## DATA RECORDS
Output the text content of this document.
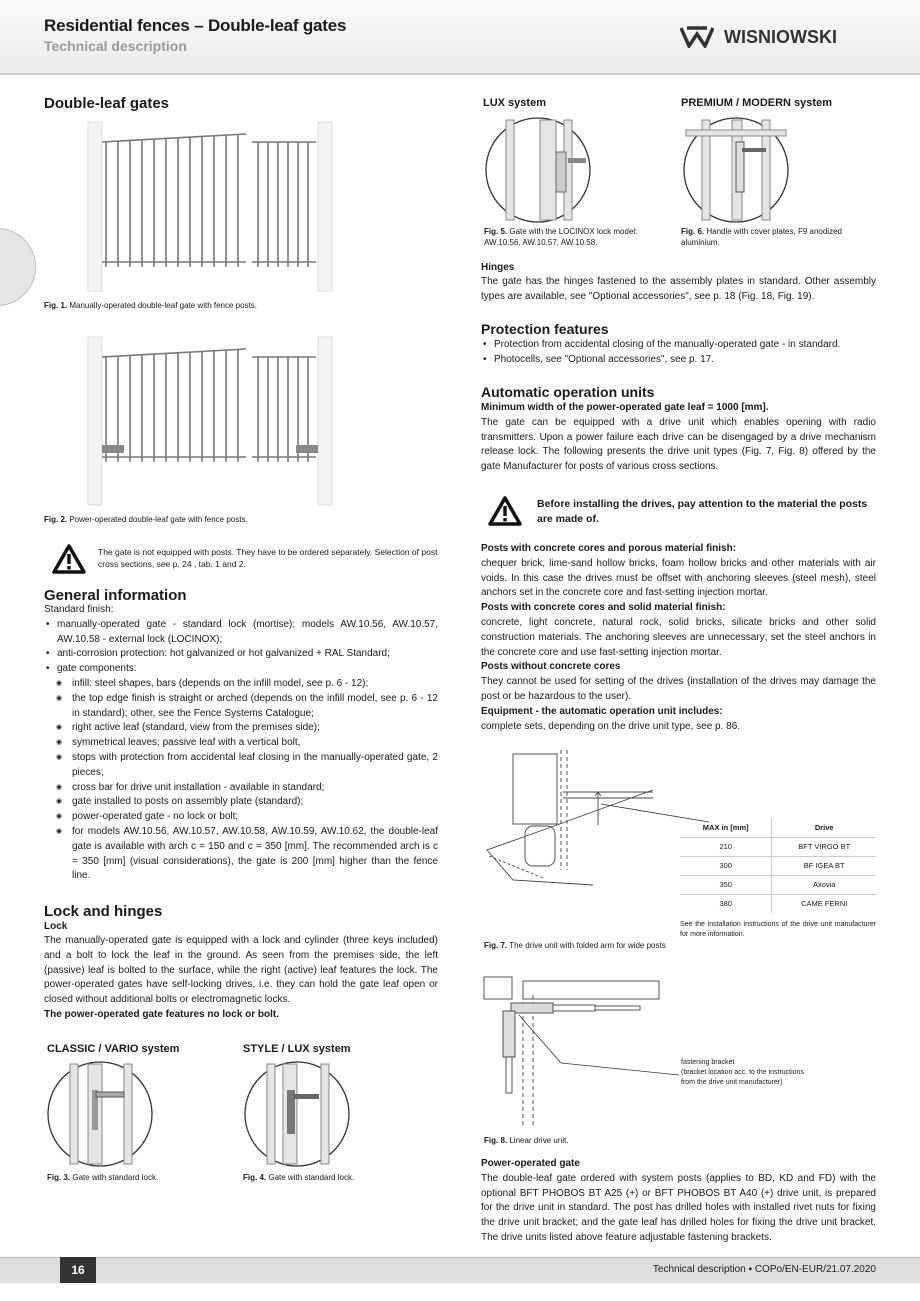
Residential fences – Double-leaf gates
Technical description	WISNIOWSKI
Double-leaf gates
Fig. 1. Manually-operated double-leaf gate with fence posts.
Fig. 2. Power-operated double-leaf gate with fence posts.
The gate is not equipped with posts. They have to be ordered separately. Selection of post cross sections, see p. 24 , tab. 1 and 2.
General information
Standard finish:
• manually-operated gate - standard lock (mortise); models AW.10.56, AW.10.57, AW.10.58 - external lock (LOCINOX);
• anti-corrosion protection: hot galvanized or hot galvanized + RAL Standard;
• gate components:
◉ infill: steel shapes, bars (depends on the infill model, see p. 6 - 12);
◉ the top edge finish is straight or arched (depends on the infill model, see p. 6 - 12 in standard); other, see the Fence Systems Catalogue;
◉ right active leaf (standard, view from the premises side);
◉ symmetrical leaves; passive leaf with a vertical bolt,
◉ stops with protection from accidental leaf closing in the manually-operated gate, 2 pieces;
◉ cross bar for drive unit installation - available in standard;
◉ gate installed to posts on assembly plate (standard);
◉ power-operated gate - no lock or bolt;
◉ for models AW.10.56, AW.10.57, AW.10.58, AW.10.59, AW.10.62, the double-leaf gate is available with arch c = 150 and c = 350 [mm]. The recommended arch is c = 350 [mm] (visual considerations), the gate is 200 [mm] higher than the fence line.
Lock and hinges
Lock
The manually-operated gate is equipped with a lock and cylinder (three keys included) and a bolt to lock the leaf in the ground. As seen from the premises side, the left (passive) leaf is bolted to the surface, while the right (active) leaf features the lock. The power-operated gates have self-locking drives, i.e. they can hold the gate leaf open or closed without additional bolts or electromagnetic locks.
The power-operated gate features no lock or bolt.
CLASSIC / VARIO system	STYLE / LUX system
Fig. 3. Gate with standard lock.	Fig. 4. Gate with standard lock.
LUX system	PREMIUM / MODERN system
Fig. 5. Gate with the LOCINOX lock model: AW.10.56, AW.10.57, AW.10.58.
Fig. 6. Handle with cover plates, F9 anodized aluminium.
Hinges
The gate has the hinges fastened to the assembly plates in standard. Other assembly types are available, see "Optional accessories", see p. 18 (Fig. 18, Fig. 19).
Protection features
• Protection from accidental closing of the manually-operated gate - in standard.
• Photocells, see "Optional accessories", see p. 17.
Automatic operation units
Minimum width of the power-operated gate leaf = 1000 [mm].
The gate can be equipped with a drive unit which enables opening with radio transmitters. Upon a power failure each drive can be disengaged by a drive mechanism release lock. The following presents the drive unit types (Fig. 7, Fig. 8) offered by the gate Manufacturer for posts of various cross sections.
Before installing the drives, pay attention to the material the posts are made of.
Posts with concrete cores and porous material finish:
chequer brick, lime-sand hollow bricks, foam hollow bricks and other materials with air voids. In this case the drives must be offset with anchoring sleeves (steel mesh), steel anchors set in the concrete core and fast-setting injection mortar.
Posts with concrete cores and solid material finish:
concrete, light concrete, natural rock, solid bricks, silicate bricks and other solid construction materials. The anchoring sleeves are unnecessary; set the steel anchors in the concrete core and use fast-setting injection mortar.
Posts without concrete cores
They cannot be used for setting of the drives (installation of the drives may damage the post or be hazardous to the user).
Equipment - the automatic operation unit includes:
complete sets, depending on the drive unit type, see p. 86.
MAX in [mm]	Drive
210	BFT VIRGO BT
300	BF IGEA BT
350	Axovia
380	CAME FERNI
See the installation instructions of the drive unit manufacturer for more information.
Fig. 7. The drive unit with folded arm for wide posts
fastening bracket
(bracket location acc. to the instructions
from the drive unit manufacturer)
Fig. 8. Linear drive unit.
Power-operated gate
The double-leaf gate ordered with system posts (applies to BD, KD and FD) with the optional BFT PHOBOS BT A25 (+) or BFT PHOBOS BT A40 (+) drive unit, is prepared for the drive unit in standard. The post has drilled holes with installed rivet nuts for fixing the drive unit bracket; and the gate leaf has drilled holes for fixing the drive unit bracket. The drive units listed above feature adjustable fastening brackets.
16	Technical description ▪ COPo/EN-EUR/21.07.2020
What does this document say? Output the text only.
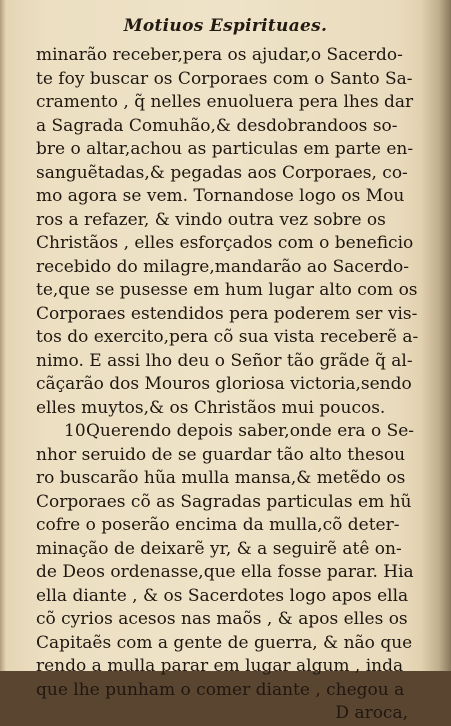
Motiuos Espirituaes.
minarão receber,pera os ajudar,o Sacerdo-
te foy buscar os Corporaes com o Santo Sa-
cramento , q̃ nelles enuoluera pera lhes dar
a Sagrada Comuhão,& desdobrandoos so-
bre o altar,achou as particulas em parte en-
sanguẽtadas,& pegadas aos Corporaes, co-
mo agora se vem. Tornandose logo os Mou
ros a refazer, & vindo outra vez sobre os
Christãos , elles esforçados com o beneficio
recebido do milagre,mandarão ao Sacerdo-
te,que se pusesse em hum lugar alto com os
Corporaes estendidos pera poderem ser vis-
tos do exercito,pera cõ sua vista receberẽ a-
nimo. E assi lho deu o Señor tão grãde q̃ al-
cãçarão dos Mouros gloriosa victoria,sendo
elles muytos,& os Christãos mui poucos.
10 Querendo depois saber,onde era o Se-
nhor seruido de se guardar tão alto thesou
ro buscarão hũa mulla mansa,& metẽdo os
Corporaes cõ as Sagradas particulas em hũ
cofre o poserão encima da mulla,cõ deter-
minação de deixarẽ yr, & a seguirẽ atê on-
de Deos ordenasse,que ella fosse parar. Hia
ella diante , & os Sacerdotes logo apos ella
cõ cyrios acesos nas maõs , & apos elles os
Capitaẽs com a gente de guerra, & não que
rendo a mulla parar em lugar algum , inda
que lhe punham o comer diante , chegou a
D aroca,
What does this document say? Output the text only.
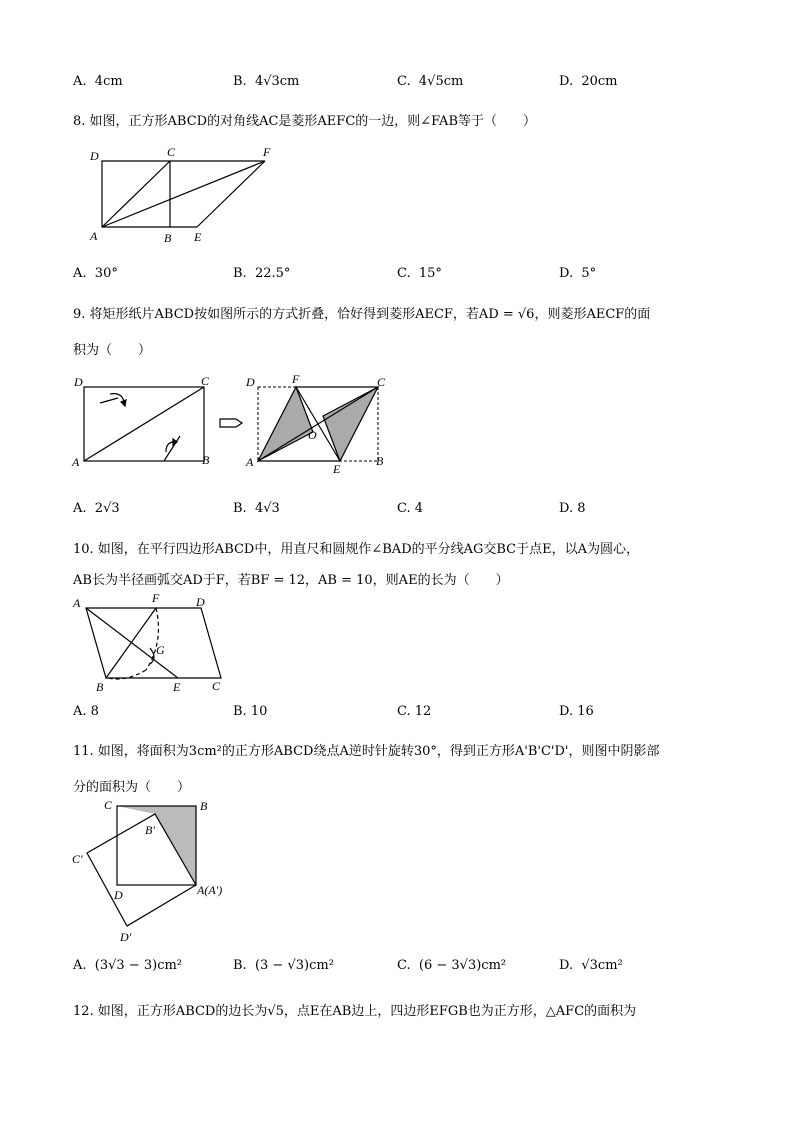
A. 4cm	B. 4√3cm	C. 4√5cm	D. 20cm
8. 如图，正方形ABCD的对角线AC是菱形AEFC的一边，则∠FAB等于（　　）
D	C	F
A	B E
A. 30°	B. 22.5°	C. 15°	D. 5°
9. 将矩形纸片ABCD按如图所示的方式折叠，恰好得到菱形AECF，若AD = √6，则菱形AECF的面
积为（　　）
D	C
A	B
D	F	C
A
O
E
B
A. 2√3	B. 4√3	C. 4	D. 8
10. 如图，在平行四边形ABCD中，用直尺和圆规作∠BAD的平分线AG交BC于点E，以A为圆心，
AB长为半径画弧交AD于F，若BF = 12，AB = 10，则AE的长为（　　）
A	F	D
G
B	E	C
A. 8	B. 10	C. 12	D. 16
11. 如图，将面积为3cm²的正方形ABCD绕点A逆时针旋转30°，得到正方形A'B'C'D'，则图中阴影部
分的面积为（　　）
C	B
B′
C′
D	A(A′)
D′
A. (3√3 − 3)cm²	B. (3 − √3)cm²	C. (6 − 3√3)cm²	D. √3cm²
12. 如图，正方形ABCD的边长为√5，点E在AB边上，四边形EFGB也为正方形，△AFC的面积为
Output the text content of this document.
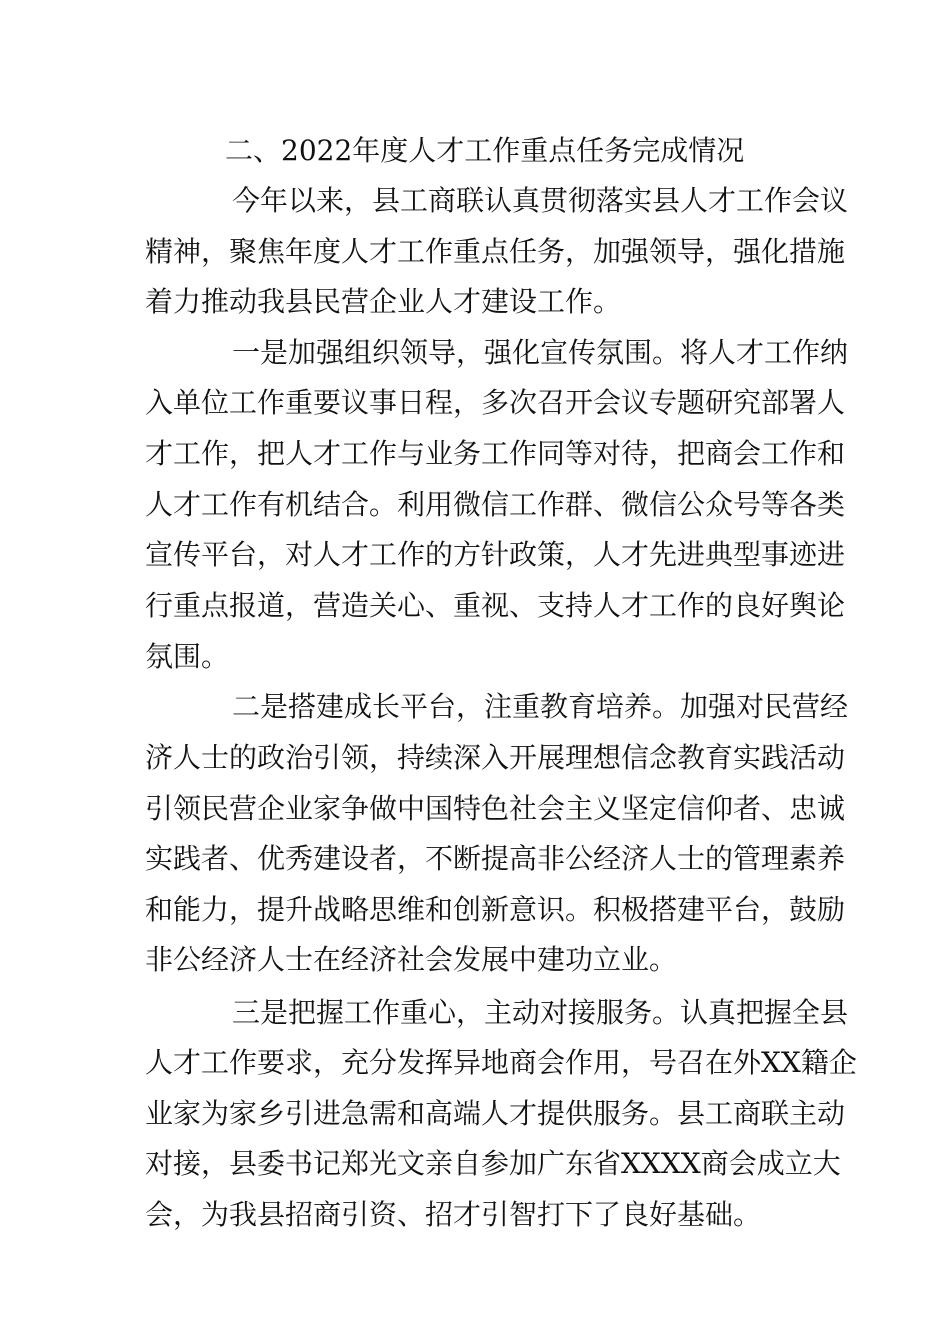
二、2022年度人才工作重点任务完成情况
今年以来，县工商联认真贯彻落实县人才工作会议
精神，聚焦年度人才工作重点任务，加强领导，强化措施
着力推动我县民营企业人才建设工作。
一是加强组织领导，强化宣传氛围。将人才工作纳
入单位工作重要议事日程，多次召开会议专题研究部署人
才工作，把人才工作与业务工作同等对待，把商会工作和
人才工作有机结合。利用微信工作群、微信公众号等各类
宣传平台，对人才工作的方针政策，人才先进典型事迹进
行重点报道，营造关心、重视、支持人才工作的良好舆论
氛围。
二是搭建成长平台，注重教育培养。加强对民营经
济人士的政治引领，持续深入开展理想信念教育实践活动
引领民营企业家争做中国特色社会主义坚定信仰者、忠诚
实践者、优秀建设者，不断提高非公经济人士的管理素养
和能力，提升战略思维和创新意识。积极搭建平台，鼓励
非公经济人士在经济社会发展中建功立业。
三是把握工作重心，主动对接服务。认真把握全县
人才工作要求，充分发挥异地商会作用，号召在外XX籍企
业家为家乡引进急需和高端人才提供服务。县工商联主动
对接，县委书记郑光文亲自参加广东省XXXX商会成立大
会，为我县招商引资、招才引智打下了良好基础。
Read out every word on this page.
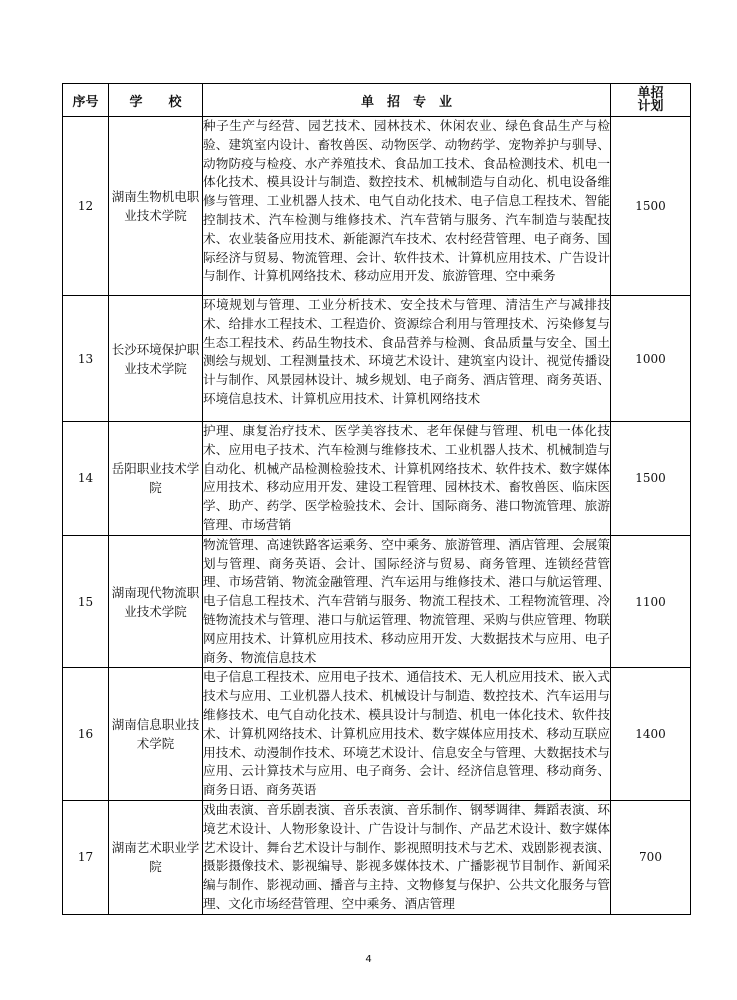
序号	学　　校	单　招　专　业	单招
计划

12	湖南生物机电职业技术学院	种子生产与经营、园艺技术、园林技术、休闲农业、绿色食品生产与检验、建筑室内设计、畜牧兽医、动物医学、动物药学、宠物养护与驯导、动物防疫与检疫、水产养殖技术、食品加工技术、食品检测技术、机电一体化技术、模具设计与制造、数控技术、机械制造与自动化、机电设备维修与管理、工业机器人技术、电气自动化技术、电子信息工程技术、智能控制技术、汽车检测与维修技术、汽车营销与服务、汽车制造与装配技术、农业装备应用技术、新能源汽车技术、农村经营管理、电子商务、国际经济与贸易、物流管理、会计、软件技术、计算机应用技术、广告设计与制作、计算机网络技术、移动应用开发、旅游管理、空中乘务	1500
13	长沙环境保护职业技术学院	环境规划与管理、工业分析技术、安全技术与管理、清洁生产与减排技术、给排水工程技术、工程造价、资源综合利用与管理技术、污染修复与生态工程技术、药品生物技术、食品营养与检测、食品质量与安全、国土测绘与规划、工程测量技术、环境艺术设计、建筑室内设计、视觉传播设计与制作、风景园林设计、城乡规划、电子商务、酒店管理、商务英语、环境信息技术、计算机应用技术、计算机网络技术	1000
14	岳阳职业技术学院	护理、康复治疗技术、医学美容技术、老年保健与管理、机电一体化技术、应用电子技术、汽车检测与维修技术、工业机器人技术、机械制造与自动化、机械产品检测检验技术、计算机网络技术、软件技术、数字媒体应用技术、移动应用开发、建设工程管理、园林技术、畜牧兽医、临床医学、助产、药学、医学检验技术、会计、国际商务、港口物流管理、旅游管理、市场营销	1500
15	湖南现代物流职业技术学院	物流管理、高速铁路客运乘务、空中乘务、旅游管理、酒店管理、会展策划与管理、商务英语、会计、国际经济与贸易、商务管理、连锁经营管理、市场营销、物流金融管理、汽车运用与维修技术、港口与航运管理、电子信息工程技术、汽车营销与服务、物流工程技术、工程物流管理、冷链物流技术与管理、港口与航运管理、物流管理、采购与供应管理、物联网应用技术、计算机应用技术、移动应用开发、大数据技术与应用、电子商务、物流信息技术	1100
16	湖南信息职业技术学院	电子信息工程技术、应用电子技术、通信技术、无人机应用技术、嵌入式技术与应用、工业机器人技术、机械设计与制造、数控技术、汽车运用与维修技术、电气自动化技术、模具设计与制造、机电一体化技术、软件技术、计算机网络技术、计算机应用技术、数字媒体应用技术、移动互联应用技术、动漫制作技术、环境艺术设计、信息安全与管理、大数据技术与应用、云计算技术与应用、电子商务、会计、经济信息管理、移动商务、商务日语、商务英语	1400
17	湖南艺术职业学院	戏曲表演、音乐剧表演、音乐表演、音乐制作、钢琴调律、舞蹈表演、环境艺术设计、人物形象设计、广告设计与制作、产品艺术设计、数字媒体艺术设计、舞台艺术设计与制作、影视照明技术与艺术、戏剧影视表演、摄影摄像技术、影视编导、影视多媒体技术、广播影视节目制作、新闻采编与制作、影视动画、播音与主持、文物修复与保护、公共文化服务与管理、文化市场经营管理、空中乘务、酒店管理	700
4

## GOAL
Pick each line holding the word "Corporaes" out of the data and copy it.

## THE COMPLETED TASK
te foy buscar os Corporaes com o Santo Sa-
sanguẽtadas,& pegadas aos Corporaes, co-
Corporaes estendidos pera poderem ser vis-
Corporaes cõ as Sagradas particulas em hũ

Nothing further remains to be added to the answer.